What the task asks: Scan the records and identify every line in which the string "heading" occurs, then return those lines.

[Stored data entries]
————————
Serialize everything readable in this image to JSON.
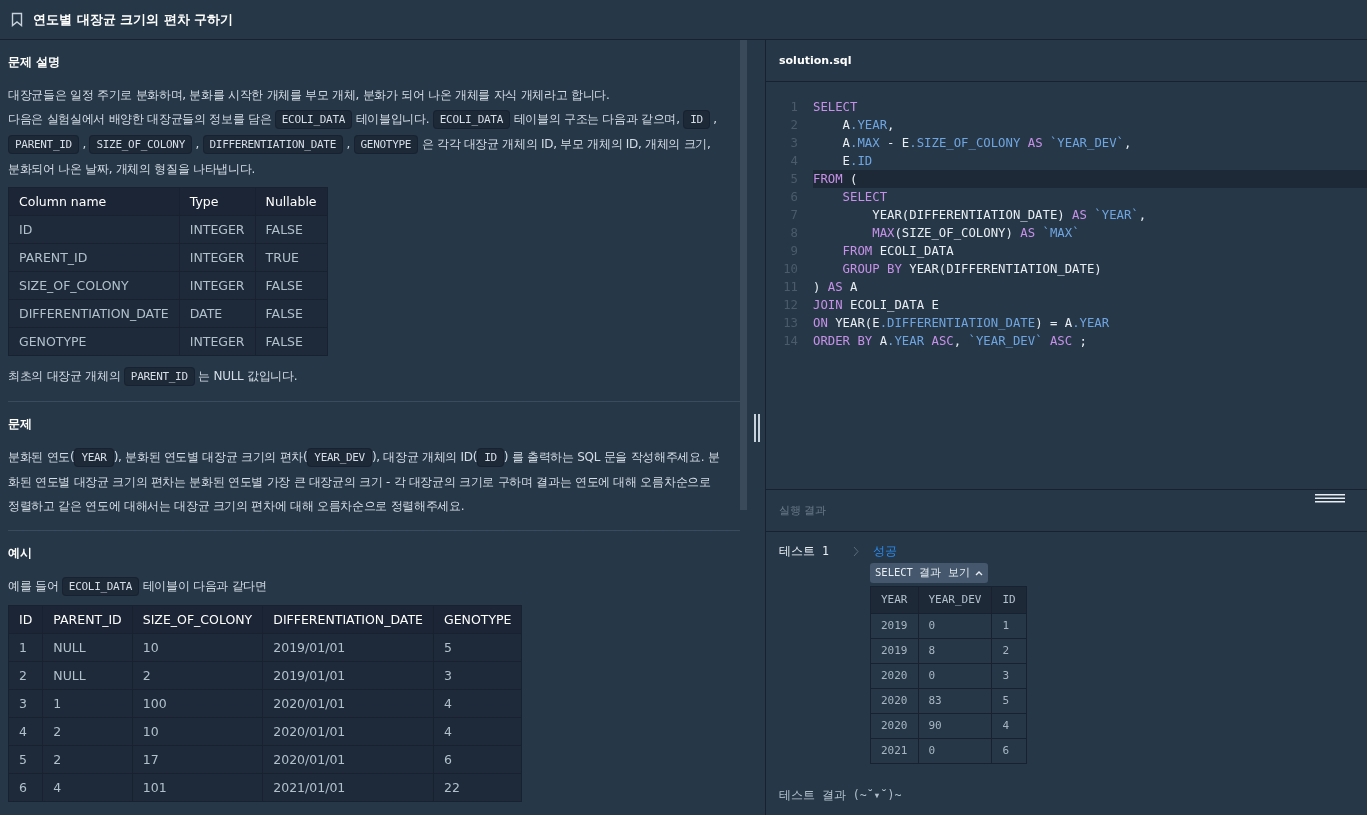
{
  "title": "연도별 대장균 크기의 편차 구하기",
  "description": {
    "heading": "문제 설명",
    "paragraphs": [
      [
        {
          "kind": "text",
          "t": "대장균들은 일정 주기로 분화하며, 분화를 시작한 개체를 부모 개체, 분화가 되어 나온 개체를 자식 개체라고 합니다."
        }
      ],
      [
        {
          "kind": "text",
          "t": "다음은 실험실에서 배양한 대장균들의 정보를 담은 "
        },
        {
          "kind": "code",
          "t": "ECOLI_DATA"
        },
        {
          "kind": "text",
          "t": " 테이블입니다. "
        },
        {
          "kind": "code",
          "t": "ECOLI_DATA"
        },
        {
          "kind": "text",
          "t": " 테이블의 구조는 다음과 같으며, "
        },
        {
          "kind": "code",
          "t": "ID"
        },
        {
          "kind": "text",
          "t": " , "
        },
        {
          "kind": "code",
          "t": "PARENT_ID"
        },
        {
          "kind": "text",
          "t": " , "
        },
        {
          "kind": "code",
          "t": "SIZE_OF_COLONY"
        },
        {
          "kind": "text",
          "t": " , "
        },
        {
          "kind": "code",
          "t": "DIFFERENTIATION_DATE"
        },
        {
          "kind": "text",
          "t": " , "
        },
        {
          "kind": "code",
          "t": "GENOTYPE"
        },
        {
          "kind": "text",
          "t": " 은 각각 대장균 개체의 ID, 부모 개체의 ID, 개체의 크기, 분화되어 나온 날짜, 개체의 형질을 나타냅니다."
        }
      ]
    ],
    "table": {
      "columns": [
        "Column name",
        "Type",
        "Nullable"
      ],
      "rows": [
        [
          "ID",
          "INTEGER",
          "FALSE"
        ],
        [
          "PARENT_ID",
          "INTEGER",
          "TRUE"
        ],
        [
          "SIZE_OF_COLONY",
          "INTEGER",
          "FALSE"
        ],
        [
          "DIFFERENTIATION_DATE",
          "DATE",
          "FALSE"
        ],
        [
          "GENOTYPE",
          "INTEGER",
          "FALSE"
        ]
      ]
    },
    "note": [
      {
        "kind": "text",
        "t": "최초의 대장균 개체의 "
      },
      {
        "kind": "code",
        "t": "PARENT_ID"
      },
      {
        "kind": "text",
        "t": " 는 NULL 값입니다."
      }
    ]
  },
  "problem": {
    "heading": "문제",
    "paragraph": [
      {
        "kind": "text",
        "t": "분화된 연도("
      },
      {
        "kind": "code",
        "t": "YEAR"
      },
      {
        "kind": "text",
        "t": "), 분화된 연도별 대장균 크기의 편차("
      },
      {
        "kind": "code",
        "t": "YEAR_DEV"
      },
      {
        "kind": "text",
        "t": "), 대장균 개체의 ID("
      },
      {
        "kind": "code",
        "t": "ID"
      },
      {
        "kind": "text",
        "t": ") 를 출력하는 SQL 문을 작성해주세요. 분화된 연도별 대장균 크기의 편차는 분화된 연도별 가장 큰 대장균의 크기 - 각 대장균의 크기로 구하며 결과는 연도에 대해 오름차순으로 정렬하고 같은 연도에 대해서는 대장균 크기의 편차에 대해 오름차순으로 정렬해주세요."
      }
    ]
  },
  "example": {
    "heading": "예시",
    "intro": [
      {
        "kind": "text",
        "t": "예를 들어 "
      },
      {
        "kind": "code",
        "t": "ECOLI_DATA"
      },
      {
        "kind": "text",
        "t": " 테이블이 다음과 같다면"
      }
    ],
    "table": {
      "columns": [
        "ID",
        "PARENT_ID",
        "SIZE_OF_COLONY",
        "DIFFERENTIATION_DATE",
        "GENOTYPE"
      ],
      "rows": [
        [
          "1",
          "NULL",
          "10",
          "2019/01/01",
          "5"
        ],
        [
          "2",
          "NULL",
          "2",
          "2019/01/01",
          "3"
        ],
        [
          "3",
          "1",
          "100",
          "2020/01/01",
          "4"
        ],
        [
          "4",
          "2",
          "10",
          "2020/01/01",
          "4"
        ],
        [
          "5",
          "2",
          "17",
          "2020/01/01",
          "6"
        ],
        [
          "6",
          "4",
          "101",
          "2021/01/01",
          "22"
        ]
      ]
    }
  },
  "editor": {
    "filename": "solution.sql",
    "lines": [
      {
        "n": "1",
        "selected": false,
        "tokens": [
          {
            "kind": "kw",
            "t": "SELECT"
          }
        ]
      },
      {
        "n": "2",
        "selected": false,
        "tokens": [
          {
            "kind": "id",
            "t": "    A"
          },
          {
            "kind": "prop",
            "t": ".YEAR"
          },
          {
            "kind": "id",
            "t": ","
          }
        ]
      },
      {
        "n": "3",
        "selected": false,
        "tokens": [
          {
            "kind": "id",
            "t": "    A"
          },
          {
            "kind": "prop",
            "t": ".MAX"
          },
          {
            "kind": "id",
            "t": " - E"
          },
          {
            "kind": "prop",
            "t": ".SIZE_OF_COLONY"
          },
          {
            "kind": "kw",
            "t": " AS"
          },
          {
            "kind": "prop",
            "t": " `YEAR_DEV`"
          },
          {
            "kind": "id",
            "t": ","
          }
        ]
      },
      {
        "n": "4",
        "selected": false,
        "tokens": [
          {
            "kind": "id",
            "t": "    E"
          },
          {
            "kind": "prop",
            "t": ".ID"
          }
        ]
      },
      {
        "n": "5",
        "selected": true,
        "tokens": [
          {
            "kind": "kw",
            "t": "FROM"
          },
          {
            "kind": "id",
            "t": " ("
          }
        ]
      },
      {
        "n": "6",
        "selected": false,
        "tokens": [
          {
            "kind": "kw",
            "t": "    SELECT"
          }
        ]
      },
      {
        "n": "7",
        "selected": false,
        "tokens": [
          {
            "kind": "id",
            "t": "        YEAR(DIFFERENTIATION_DATE)"
          },
          {
            "kind": "kw",
            "t": " AS"
          },
          {
            "kind": "prop",
            "t": " `YEAR`"
          },
          {
            "kind": "id",
            "t": ","
          }
        ]
      },
      {
        "n": "8",
        "selected": false,
        "tokens": [
          {
            "kind": "kw",
            "t": "        MAX"
          },
          {
            "kind": "id",
            "t": "(SIZE_OF_COLONY)"
          },
          {
            "kind": "kw",
            "t": " AS"
          },
          {
            "kind": "prop",
            "t": " `MAX`"
          }
        ]
      },
      {
        "n": "9",
        "selected": false,
        "tokens": [
          {
            "kind": "kw",
            "t": "    FROM"
          },
          {
            "kind": "id",
            "t": " ECOLI_DATA"
          }
        ]
      },
      {
        "n": "10",
        "selected": false,
        "tokens": [
          {
            "kind": "kw",
            "t": "    GROUP BY"
          },
          {
            "kind": "id",
            "t": " YEAR(DIFFERENTIATION_DATE)"
          }
        ]
      },
      {
        "n": "11",
        "selected": false,
        "tokens": [
          {
            "kind": "id",
            "t": ")"
          },
          {
            "kind": "kw",
            "t": " AS"
          },
          {
            "kind": "id",
            "t": " A"
          }
        ]
      },
      {
        "n": "12",
        "selected": false,
        "tokens": [
          {
            "kind": "kw",
            "t": "JOIN"
          },
          {
            "kind": "id",
            "t": " ECOLI_DATA E"
          }
        ]
      },
      {
        "n": "13",
        "selected": false,
        "tokens": [
          {
            "kind": "kw",
            "t": "ON"
          },
          {
            "kind": "id",
            "t": " YEAR(E"
          },
          {
            "kind": "prop",
            "t": ".DIFFERENTIATION_DATE"
          },
          {
            "kind": "id",
            "t": ") = A"
          },
          {
            "kind": "prop",
            "t": ".YEAR"
          }
        ]
      },
      {
        "n": "14",
        "selected": false,
        "tokens": [
          {
            "kind": "kw",
            "t": "ORDER BY"
          },
          {
            "kind": "id",
            "t": " A"
          },
          {
            "kind": "prop",
            "t": ".YEAR"
          },
          {
            "kind": "kw",
            "t": " ASC"
          },
          {
            "kind": "id",
            "t": ","
          },
          {
            "kind": "prop",
            "t": " `YEAR_DEV`"
          },
          {
            "kind": "kw",
            "t": " ASC"
          },
          {
            "kind": "id",
            "t": " ;"
          }
        ]
      }
    ]
  },
  "results": {
    "heading": "실행 결과",
    "test_label": "테스트 1",
    "status": "성공",
    "toggle": "SELECT 결과 보기",
    "table": {
      "columns": [
        "YEAR",
        "YEAR_DEV",
        "ID"
      ],
      "rows": [
        [
          "2019",
          "0",
          "1"
        ],
        [
          "2019",
          "8",
          "2"
        ],
        [
          "2020",
          "0",
          "3"
        ],
        [
          "2020",
          "83",
          "5"
        ],
        [
          "2020",
          "90",
          "4"
        ],
        [
          "2021",
          "0",
          "6"
        ]
      ]
    },
    "footer": "테스트 결과 (~˘▾˘)~"
  }
}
————————
Exercise result:
    "heading": "문제 설명",
    "heading": "문제",
    "heading": "예시",
    "heading": "실행 결과",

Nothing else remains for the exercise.